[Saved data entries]
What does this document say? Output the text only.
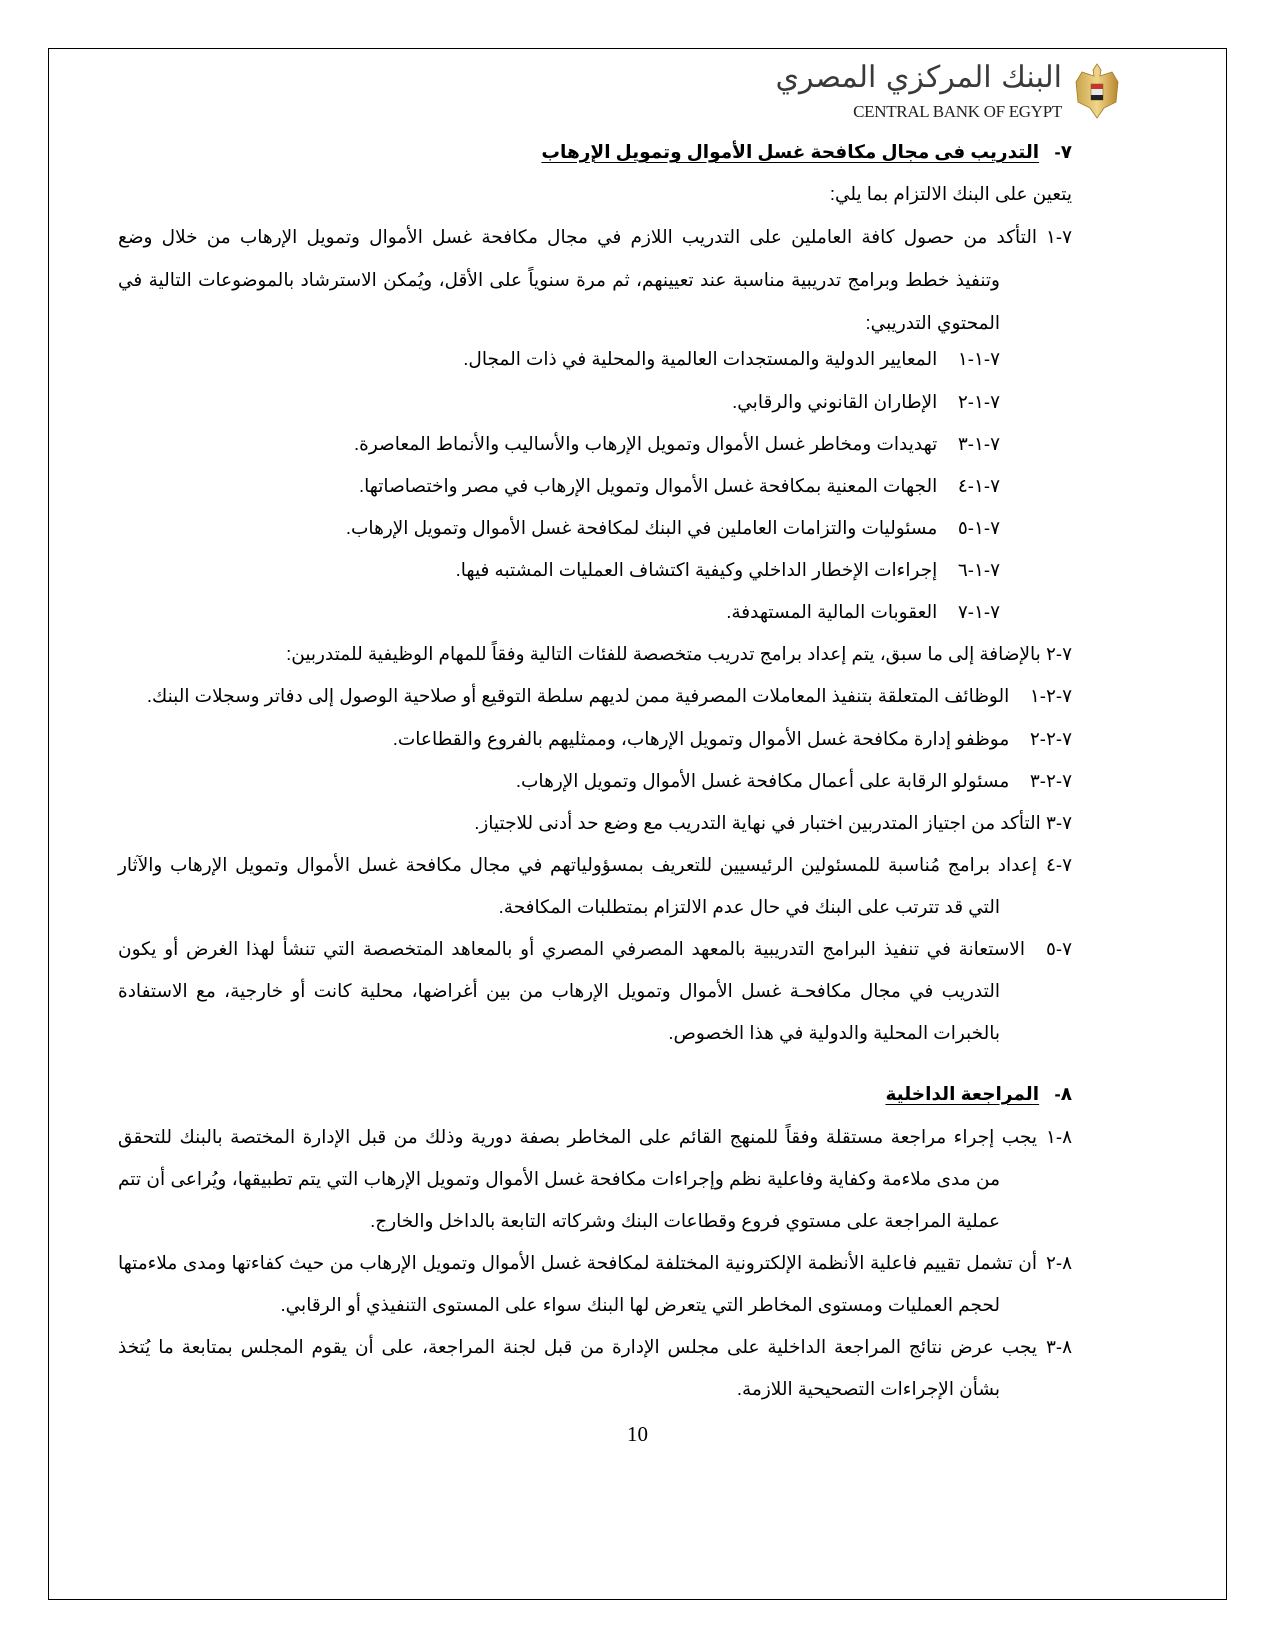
البنك المركزي المصري
CENTRAL BANK OF EGYPT
٧-   التدريب فى مجال مكافحة غسل الأموال وتمويل الإرهاب
يتعين على البنك الالتزام بما يلي:
٧-١
التأكد من حصول كافة العاملين على التدريب اللازم في مجال مكافحة غسل الأموال وتمويل الإرهاب من خلال وضع
وتنفيذ خطط وبرامج تدريبية مناسبة عند تعيينهم، ثم مرة سنوياً على الأقل، ويُمكن الاسترشاد بالموضوعات التالية في
المحتوي التدريبي:
٧-١-١    المعايير الدولية والمستجدات العالمية والمحلية في ذات المجال.
٧-١-٢    الإطاران القانوني والرقابي.
٧-١-٣    تهديدات ومخاطر غسل الأموال وتمويل الإرهاب والأساليب والأنماط المعاصرة.
٧-١-٤    الجهات المعنية بمكافحة غسل الأموال وتمويل الإرهاب في مصر واختصاصاتها.
٧-١-٥    مسئوليات والتزامات العاملين في البنك لمكافحة غسل الأموال وتمويل الإرهاب.
٧-١-٦    إجراءات الإخطار الداخلي وكيفية اكتشاف العمليات المشتبه فيها.
٧-١-٧    العقوبات المالية المستهدفة.
٧-٢ بالإضافة إلى ما سبق، يتم إعداد برامج تدريب متخصصة للفئات التالية وفقاً للمهام الوظيفية للمتدربين:
٧-٢-١    الوظائف المتعلقة بتنفيذ المعاملات المصرفية ممن لديهم سلطة التوقيع أو صلاحية الوصول إلى دفاتر وسجلات البنك.
٧-٢-٢    موظفو إدارة مكافحة غسل الأموال وتمويل الإرهاب، وممثليهم بالفروع والقطاعات.
٧-٢-٣    مسئولو الرقابة على أعمال مكافحة غسل الأموال وتمويل الإرهاب.
٧-٣ التأكد من اجتياز المتدربين اختبار في نهاية التدريب مع وضع حد أدنى للاجتياز.
٧-٤
إعداد برامج مُناسبة للمسئولين الرئيسيين للتعريف بمسؤولياتهم في مجال مكافحة غسل الأموال وتمويل الإرهاب والآثار
التي قد تترتب على البنك في حال عدم الالتزام بمتطلبات المكافحة.
٧-٥
الاستعانة في تنفيذ البرامج التدريبية بالمعهد المصرفي المصري أو بالمعاهد المتخصصة التي تنشأ لهذا الغرض أو يكون
التدريب في مجال مكافحـة غسل الأموال وتمويل الإرهاب من بين أغراضها، محلية كانت أو خارجية، مع الاستفادة
بالخبرات المحلية والدولية في هذا الخصوص.
٨-   المراجعة الداخلية
٨-١
يجب إجراء مراجعة مستقلة وفقاً للمنهج القائم على المخاطر بصفة دورية وذلك من قبل الإدارة المختصة بالبنك للتحقق
من مدى ملاءمة وكفاية وفاعلية نظم وإجراءات مكافحة غسل الأموال وتمويل الإرهاب التي يتم تطبيقها، ويُراعى أن تتم
عملية المراجعة على مستوي فروع وقطاعات البنك وشركاته التابعة بالداخل والخارج.
٨-٢
أن تشمل تقييم فاعلية الأنظمة الإلكترونية المختلفة لمكافحة غسل الأموال وتمويل الإرهاب من حيث كفاءتها ومدى ملاءمتها
لحجم العمليات ومستوى المخاطر التي يتعرض لها البنك سواء على المستوى التنفيذي أو الرقابي.
٨-٣
يجب عرض نتائج المراجعة الداخلية على مجلس الإدارة من قبل لجنة المراجعة، على أن يقوم المجلس بمتابعة ما يُتخذ
بشأن الإجراءات التصحيحية اللازمة.
10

• WORK TO DO
Using the records given above, list every line that includes the word "العمليات".

• RIGHT ANSWER
٧-١-٦    إجراءات الإخطار الداخلي وكيفية اكتشاف العمليات المشتبه فيها.
لحجم العمليات ومستوى المخاطر التي يتعرض لها البنك سواء على المستوى التنفيذي أو الرقابي.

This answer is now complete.